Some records
+ + + + +

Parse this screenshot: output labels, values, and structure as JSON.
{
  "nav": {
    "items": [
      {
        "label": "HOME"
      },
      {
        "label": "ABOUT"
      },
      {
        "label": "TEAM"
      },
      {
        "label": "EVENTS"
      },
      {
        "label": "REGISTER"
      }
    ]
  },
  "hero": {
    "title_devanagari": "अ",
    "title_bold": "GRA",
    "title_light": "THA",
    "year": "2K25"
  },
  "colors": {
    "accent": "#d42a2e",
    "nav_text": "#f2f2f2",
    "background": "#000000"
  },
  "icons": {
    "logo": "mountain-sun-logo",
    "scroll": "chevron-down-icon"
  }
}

+ + + + +

TASK GOAL:
Return the full listing, character for character.

FINAL ANSWER:
Parse this screenshot: output labels, values, and structure as JSON.
{
  "nav": {
    "items": [
      {
        "label": "HOME"
      },
      {
        "label": "ABOUT"
      },
      {
        "label": "TEAM"
      },
      {
        "label": "EVENTS"
      },
      {
        "label": "REGISTER"
      }
    ]
  },
  "hero": {
    "title_devanagari": "अ",
    "title_bold": "GRA",
    "title_light": "THA",
    "year": "2K25"
  },
  "colors": {
    "accent": "#d42a2e",
    "nav_text": "#f2f2f2",
    "background": "#000000"
  },
  "icons": {
    "logo": "mountain-sun-logo",
    "scroll": "chevron-down-icon"
  }
}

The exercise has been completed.